Written instruction
Lines that contain "преступники" are to be counted; give only their number.

— START OF Exercise material —

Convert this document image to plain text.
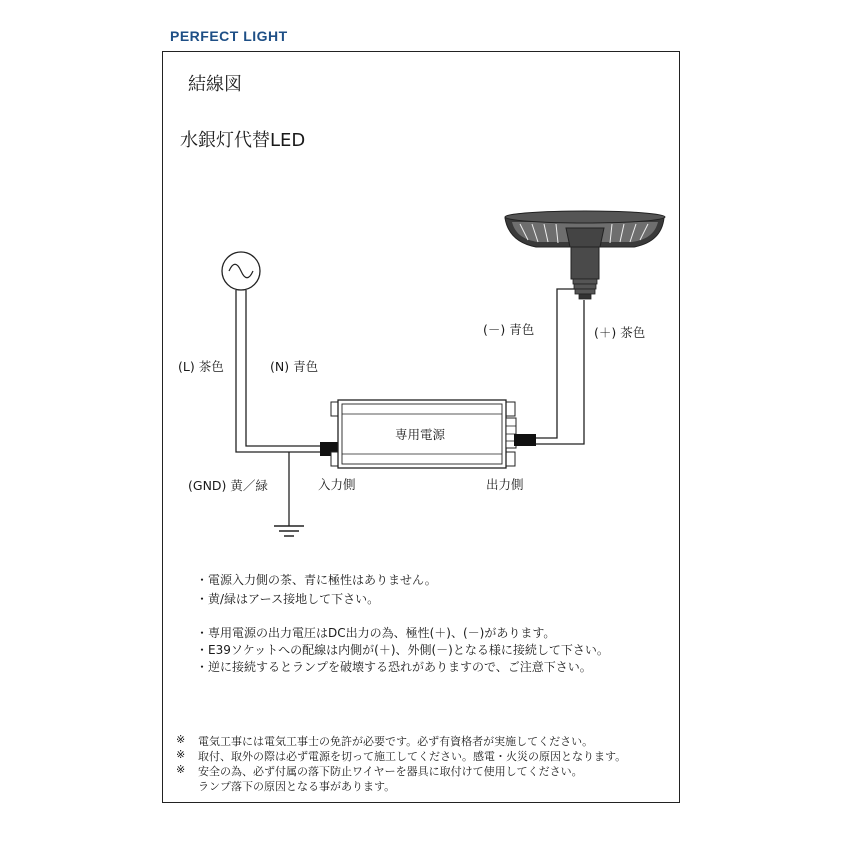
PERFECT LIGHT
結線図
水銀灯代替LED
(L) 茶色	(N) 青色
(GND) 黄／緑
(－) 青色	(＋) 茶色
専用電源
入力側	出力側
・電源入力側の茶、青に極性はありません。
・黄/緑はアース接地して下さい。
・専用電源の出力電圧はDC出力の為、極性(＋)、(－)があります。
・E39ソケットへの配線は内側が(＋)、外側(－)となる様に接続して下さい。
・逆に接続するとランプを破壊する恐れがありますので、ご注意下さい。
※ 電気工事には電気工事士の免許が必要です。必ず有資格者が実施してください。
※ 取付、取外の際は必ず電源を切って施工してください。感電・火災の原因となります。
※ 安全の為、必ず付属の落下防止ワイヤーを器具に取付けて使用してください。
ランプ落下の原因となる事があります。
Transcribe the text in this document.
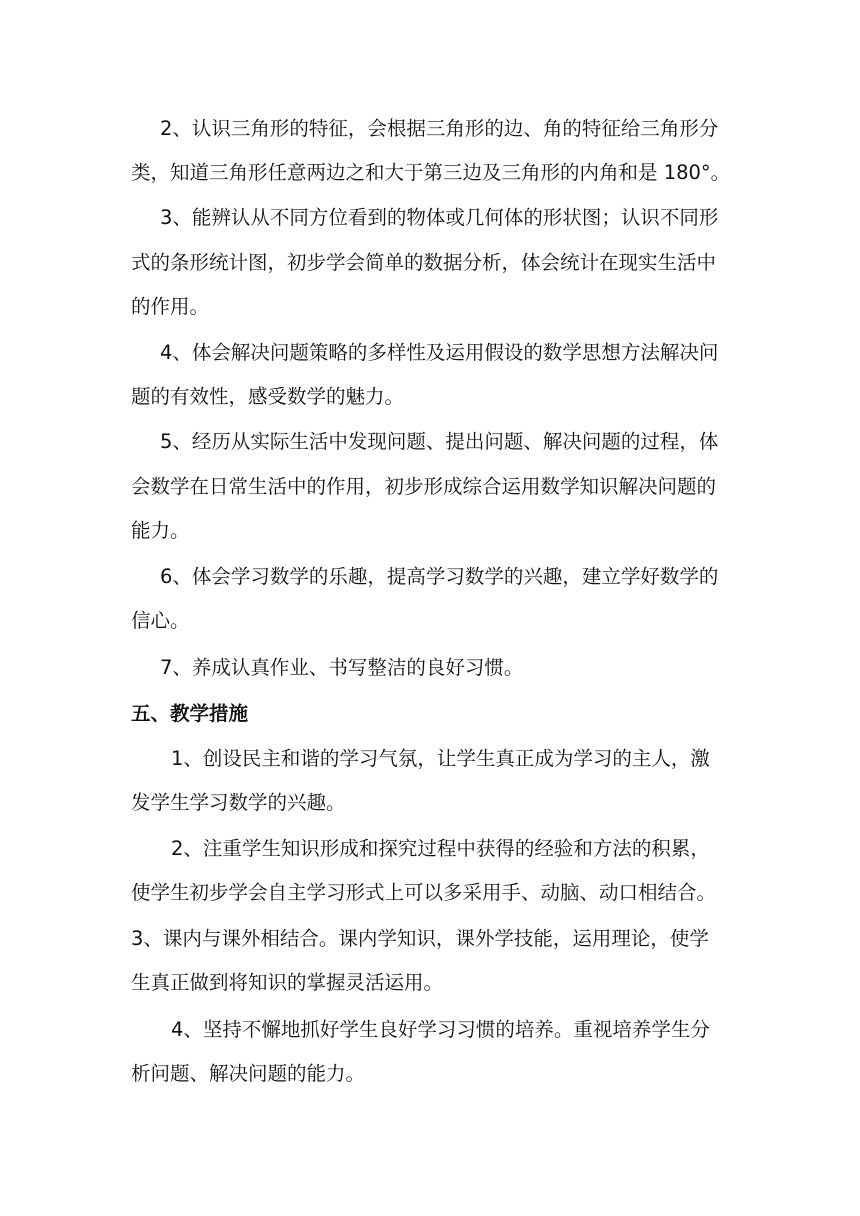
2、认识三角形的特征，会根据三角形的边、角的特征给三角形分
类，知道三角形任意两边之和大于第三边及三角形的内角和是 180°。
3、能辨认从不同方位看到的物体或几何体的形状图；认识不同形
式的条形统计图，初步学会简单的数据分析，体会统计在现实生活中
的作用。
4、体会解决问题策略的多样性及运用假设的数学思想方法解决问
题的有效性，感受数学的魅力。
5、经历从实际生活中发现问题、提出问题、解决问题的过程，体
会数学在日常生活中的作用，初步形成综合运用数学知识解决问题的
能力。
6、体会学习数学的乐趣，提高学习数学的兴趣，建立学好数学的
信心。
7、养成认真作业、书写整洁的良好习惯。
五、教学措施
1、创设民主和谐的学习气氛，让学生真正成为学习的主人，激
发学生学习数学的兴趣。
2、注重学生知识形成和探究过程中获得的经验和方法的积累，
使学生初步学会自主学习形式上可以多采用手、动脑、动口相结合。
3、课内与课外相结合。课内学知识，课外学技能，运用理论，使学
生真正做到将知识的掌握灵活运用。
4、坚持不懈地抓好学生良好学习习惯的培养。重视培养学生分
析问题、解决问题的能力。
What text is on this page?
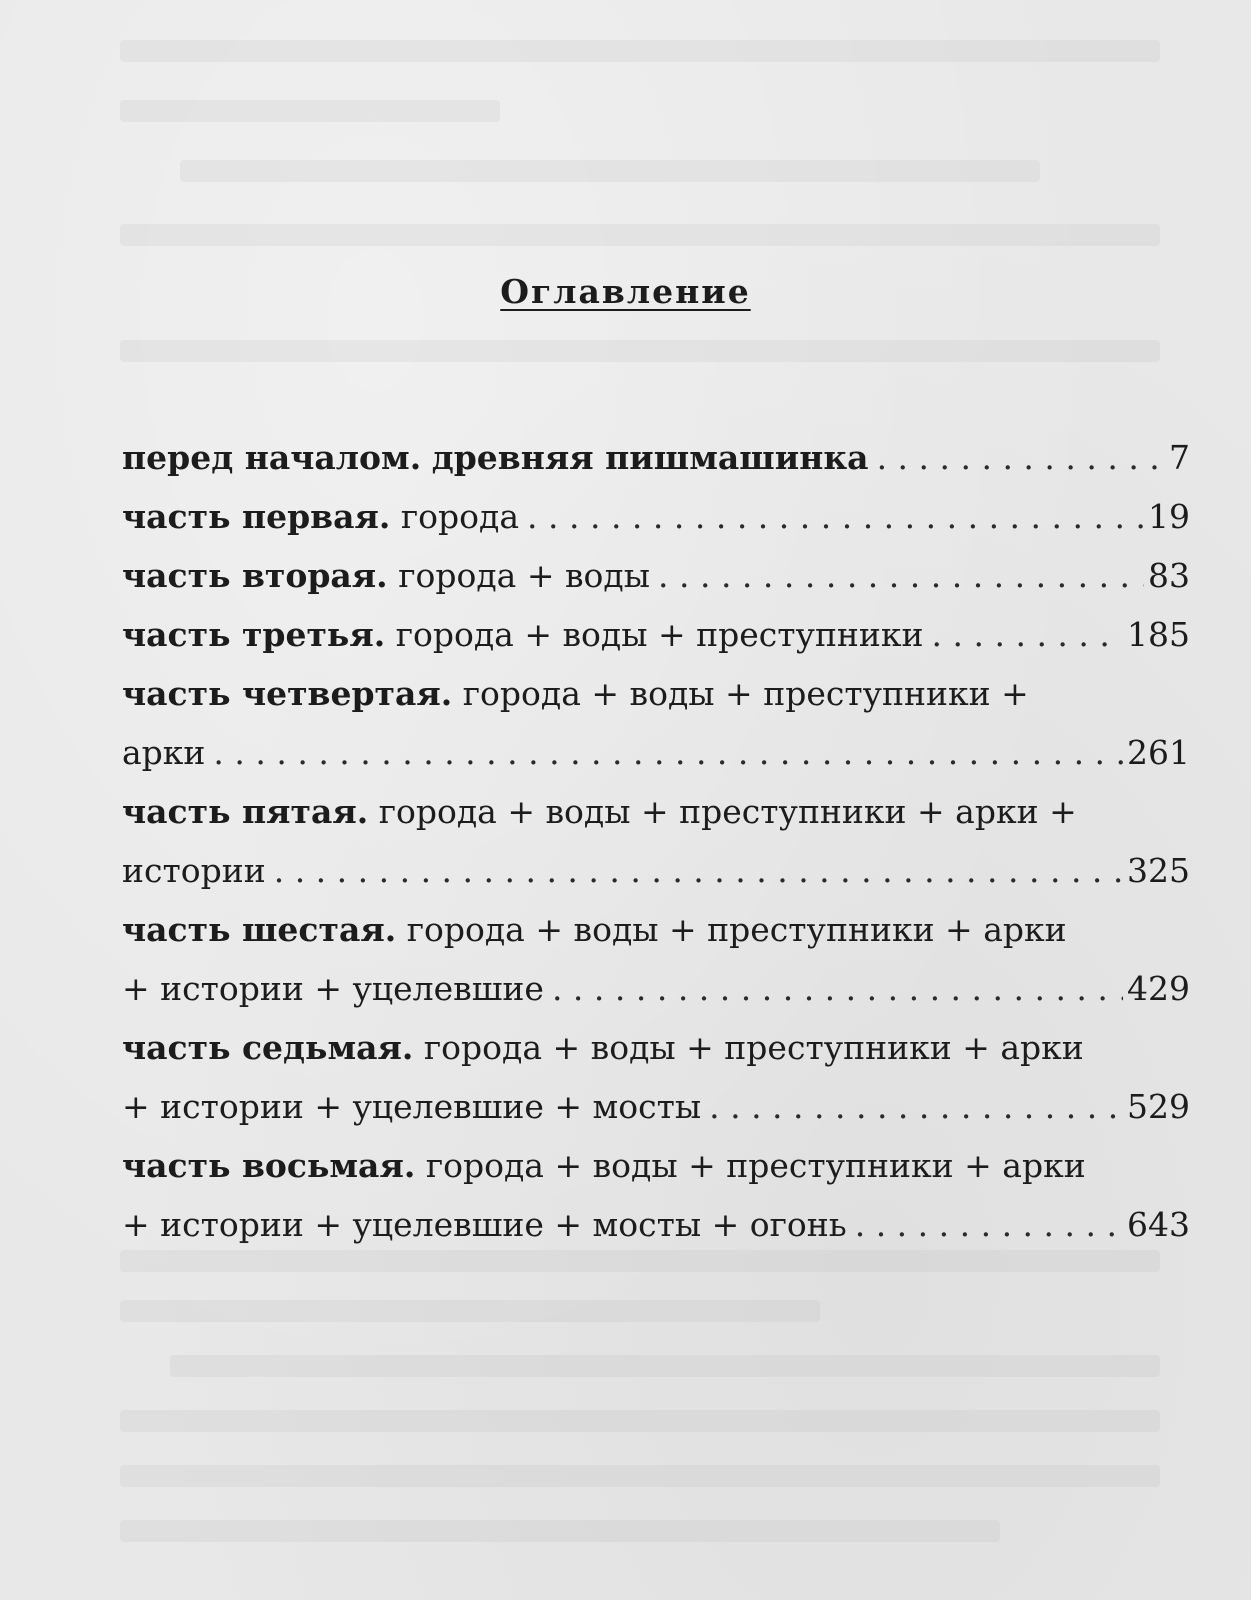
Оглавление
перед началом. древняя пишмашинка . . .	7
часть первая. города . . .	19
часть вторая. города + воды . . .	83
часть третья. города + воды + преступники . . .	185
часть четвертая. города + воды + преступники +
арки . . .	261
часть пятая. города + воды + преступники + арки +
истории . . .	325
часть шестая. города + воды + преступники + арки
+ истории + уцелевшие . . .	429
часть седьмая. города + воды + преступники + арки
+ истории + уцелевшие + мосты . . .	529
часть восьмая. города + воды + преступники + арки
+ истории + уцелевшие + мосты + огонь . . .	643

— END OF Exercise material —

Output
6